CHALLENGE :: All the records that follow need to be reproduced exactly. Omit the images.

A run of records
==*==

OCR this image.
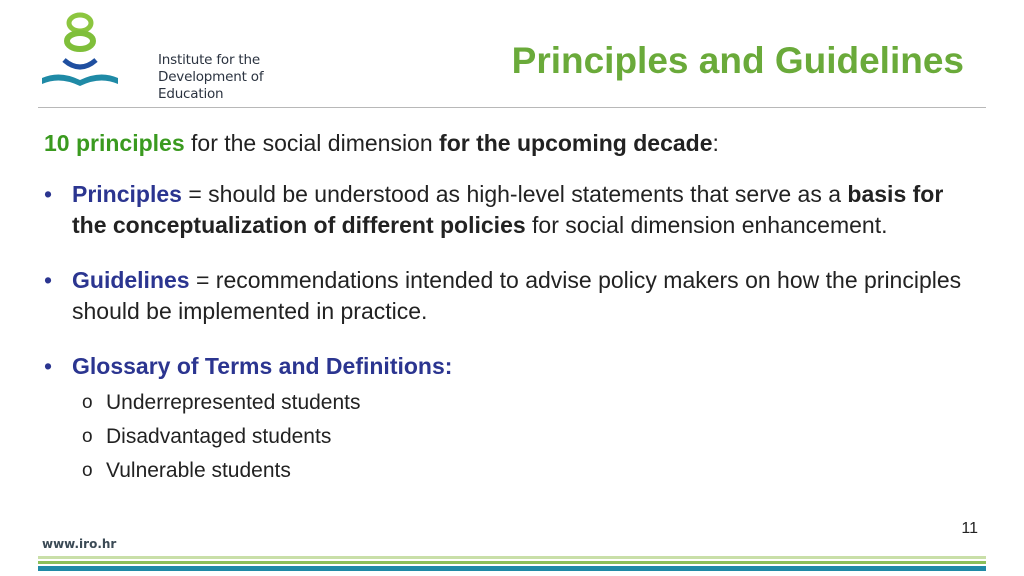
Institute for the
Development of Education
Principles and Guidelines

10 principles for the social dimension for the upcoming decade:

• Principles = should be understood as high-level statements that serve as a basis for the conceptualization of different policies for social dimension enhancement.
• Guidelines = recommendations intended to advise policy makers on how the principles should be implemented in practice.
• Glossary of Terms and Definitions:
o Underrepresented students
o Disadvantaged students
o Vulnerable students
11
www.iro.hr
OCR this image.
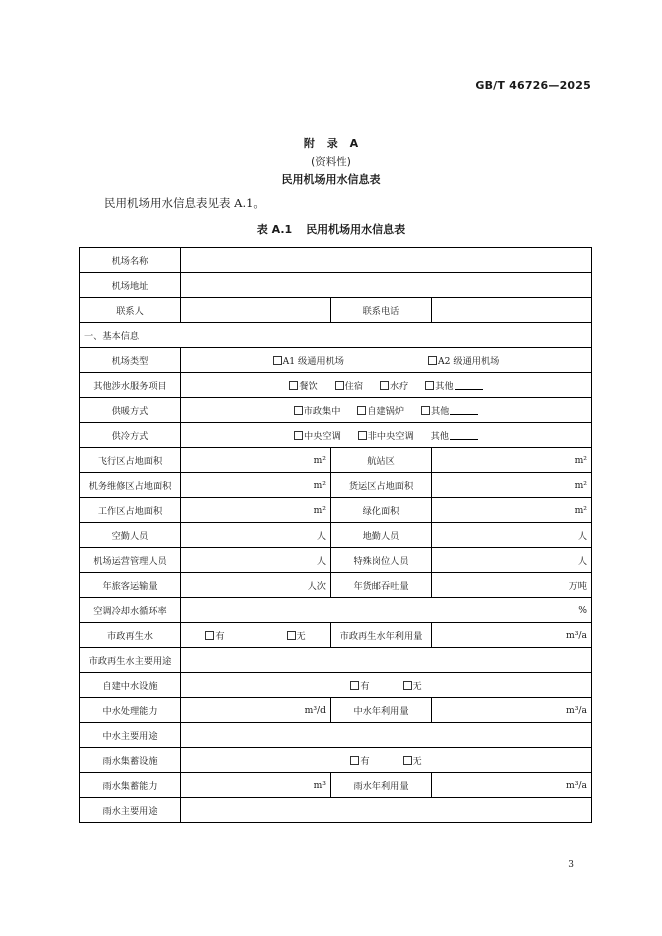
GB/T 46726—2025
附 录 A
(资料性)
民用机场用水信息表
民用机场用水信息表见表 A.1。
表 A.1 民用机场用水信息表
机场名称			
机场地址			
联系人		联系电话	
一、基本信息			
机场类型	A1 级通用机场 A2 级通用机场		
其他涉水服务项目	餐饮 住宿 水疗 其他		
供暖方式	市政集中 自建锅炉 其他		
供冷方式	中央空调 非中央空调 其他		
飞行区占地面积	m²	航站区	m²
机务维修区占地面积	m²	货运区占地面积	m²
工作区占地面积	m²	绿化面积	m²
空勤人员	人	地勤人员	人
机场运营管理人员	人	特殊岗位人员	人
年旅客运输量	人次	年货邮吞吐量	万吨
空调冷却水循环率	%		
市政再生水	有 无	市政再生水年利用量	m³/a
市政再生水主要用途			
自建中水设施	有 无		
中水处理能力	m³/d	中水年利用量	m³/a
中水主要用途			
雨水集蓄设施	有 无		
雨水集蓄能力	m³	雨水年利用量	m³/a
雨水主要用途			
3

==*==

SOLUTION TO THE PROBLEM ::
OCR this image.
Institute for the
Development of Education
Principles and Guidelines

10 principles for the social dimension for the upcoming decade:

• Principles = should be understood as high-level statements that serve as a basis for the conceptualization of different policies for social dimension enhancement.
• Guidelines = recommendations intended to advise policy makers on how the principles should be implemented in practice.
• Glossary of Terms and Definitions:
o Underrepresented students
o Disadvantaged students
o Vulnerable students
11
www.iro.hr
OCR this image.
GB/T 46726—2025
附 录 A
(资料性)
民用机场用水信息表
民用机场用水信息表见表 A.1。
表 A.1 民用机场用水信息表
机场名称			
机场地址			
联系人		联系电话	
一、基本信息			
机场类型	A1 级通用机场 A2 级通用机场		
其他涉水服务项目	餐饮 住宿 水疗 其他		
供暖方式	市政集中 自建锅炉 其他		
供冷方式	中央空调 非中央空调 其他		
飞行区占地面积	m²	航站区	m²
机务维修区占地面积	m²	货运区占地面积	m²
工作区占地面积	m²	绿化面积	m²
空勤人员	人	地勤人员	人
机场运营管理人员	人	特殊岗位人员	人
年旅客运输量	人次	年货邮吞吐量	万吨
空调冷却水循环率	%		
市政再生水	有 无	市政再生水年利用量	m³/a
市政再生水主要用途			
自建中水设施	有 无		
中水处理能力	m³/d	中水年利用量	m³/a
中水主要用途			
雨水集蓄设施	有 无		
雨水集蓄能力	m³	雨水年利用量	m³/a
雨水主要用途			
3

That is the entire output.